◆ TASK TO CARRY OUT:
Write the next part of the commentary on Papadopoulos and the Russia investigation, starting after its final sentence.

◆ SELECTED EXCERPT:
-*-*-

Just so: Papadopoulos was the perfect mark. And the easiest way to reel him in is to get him off his home turf. In your own neighborhood, you have your routine - your usual bars, favorite restaurants; you notice if something's off. But, flown to London, you have no routine, no old haunts. You go where you're invited, you're introduced to important people - like "High Commissioners", woshever the hell thash ish, hic - and you want them to think you're important, too, so you reveal that you know all about the Russian "dirt" on Hillary.
So you got that from the Russians, right? Er, no. I got it from a Maltese guy in Italy who's a Scottish professor and plugged in to MI6, and then I told it to an Australian bloke in London who's also plugged in to MI6 and told me to lay off David Cameron, and then an American guy in Cambridge who's plugged in to MI6 reminded me about it to see if I'd deny all knowledge of it, which would be suspicious, wouldn't it..?
As I said, and as Rush likes to quote, there are no Russians in the Russia investigation. But, like that rumor about me and Carol Thatcher, you just put these things out there and a few months later they come back to you, via Canberra and the Five Eyes intelligence-sharing program and suddenly it's "independently" "corroborated" "evidence" from a respected ally and you can take it to a FISA judge.

-*-*-

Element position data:
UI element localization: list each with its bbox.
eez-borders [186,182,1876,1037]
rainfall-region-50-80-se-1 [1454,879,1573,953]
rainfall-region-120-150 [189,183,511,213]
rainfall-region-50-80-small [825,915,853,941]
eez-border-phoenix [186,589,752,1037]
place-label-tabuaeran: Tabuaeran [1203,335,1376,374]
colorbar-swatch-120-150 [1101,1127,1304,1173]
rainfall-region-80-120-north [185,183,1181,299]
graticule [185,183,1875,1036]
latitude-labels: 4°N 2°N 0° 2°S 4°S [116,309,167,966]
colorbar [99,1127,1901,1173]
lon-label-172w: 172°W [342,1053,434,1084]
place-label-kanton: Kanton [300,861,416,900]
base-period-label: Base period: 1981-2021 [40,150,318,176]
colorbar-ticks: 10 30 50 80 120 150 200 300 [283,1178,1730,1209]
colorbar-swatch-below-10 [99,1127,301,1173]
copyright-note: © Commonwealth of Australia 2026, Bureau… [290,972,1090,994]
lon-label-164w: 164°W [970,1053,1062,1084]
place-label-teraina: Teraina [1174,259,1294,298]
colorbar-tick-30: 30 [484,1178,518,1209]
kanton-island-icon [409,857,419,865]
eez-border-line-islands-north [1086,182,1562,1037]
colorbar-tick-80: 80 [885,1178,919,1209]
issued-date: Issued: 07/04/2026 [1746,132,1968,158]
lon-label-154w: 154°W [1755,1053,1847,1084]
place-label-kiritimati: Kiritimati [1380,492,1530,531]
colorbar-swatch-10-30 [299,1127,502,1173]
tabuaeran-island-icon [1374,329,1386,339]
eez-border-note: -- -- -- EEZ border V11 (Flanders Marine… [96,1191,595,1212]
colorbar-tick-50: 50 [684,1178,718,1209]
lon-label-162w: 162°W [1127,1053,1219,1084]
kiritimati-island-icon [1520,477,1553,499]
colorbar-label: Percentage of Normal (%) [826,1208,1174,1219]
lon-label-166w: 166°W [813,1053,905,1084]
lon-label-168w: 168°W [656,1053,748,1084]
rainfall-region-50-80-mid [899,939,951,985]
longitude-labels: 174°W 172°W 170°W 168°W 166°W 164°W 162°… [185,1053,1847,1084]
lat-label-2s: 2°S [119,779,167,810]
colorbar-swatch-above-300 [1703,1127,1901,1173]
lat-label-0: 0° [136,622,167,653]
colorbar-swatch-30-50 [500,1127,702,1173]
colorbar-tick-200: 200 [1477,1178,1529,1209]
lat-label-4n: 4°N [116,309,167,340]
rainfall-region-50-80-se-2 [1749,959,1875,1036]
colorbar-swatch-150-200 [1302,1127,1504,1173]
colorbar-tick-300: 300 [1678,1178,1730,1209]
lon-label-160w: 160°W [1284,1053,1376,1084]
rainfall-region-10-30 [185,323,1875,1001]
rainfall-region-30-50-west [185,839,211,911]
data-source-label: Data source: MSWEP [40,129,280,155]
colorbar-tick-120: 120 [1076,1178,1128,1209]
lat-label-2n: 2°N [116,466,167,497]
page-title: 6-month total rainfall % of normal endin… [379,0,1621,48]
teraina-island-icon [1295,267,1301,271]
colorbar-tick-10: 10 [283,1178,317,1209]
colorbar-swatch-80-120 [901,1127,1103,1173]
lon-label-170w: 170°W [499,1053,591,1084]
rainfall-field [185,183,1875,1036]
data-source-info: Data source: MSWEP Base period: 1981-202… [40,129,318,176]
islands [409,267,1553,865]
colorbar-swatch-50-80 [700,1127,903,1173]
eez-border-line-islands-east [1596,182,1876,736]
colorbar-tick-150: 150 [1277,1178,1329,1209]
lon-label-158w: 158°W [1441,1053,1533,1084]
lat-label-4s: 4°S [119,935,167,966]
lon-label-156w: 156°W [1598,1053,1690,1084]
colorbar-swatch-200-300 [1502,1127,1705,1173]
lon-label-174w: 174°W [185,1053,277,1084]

-*-*-

◆ OUTPUT FOR THIS EXERCISE:
There were two investigations into presidential candidates during the 2016 election. But, as Andrew McCarthy reminds us, these two investigations were not the same. The Clinton "matter" was a criminal investigation - because there was credible evidence that Hillary had committed criminal acts. The FBI had no such clear-cut goods on Trump. So they had to find something else:
The scandal is that the FBI, lacking the incriminating evidence needed to justify opening a criminal investigation of the Trump campaign, decided to open a counterintelligence investigation. With the blessing of the Obama White House, they took the powers that enable our government to spy on foreign adversaries and used them to spy on Americans — Americans who just happened to be their political adversaries.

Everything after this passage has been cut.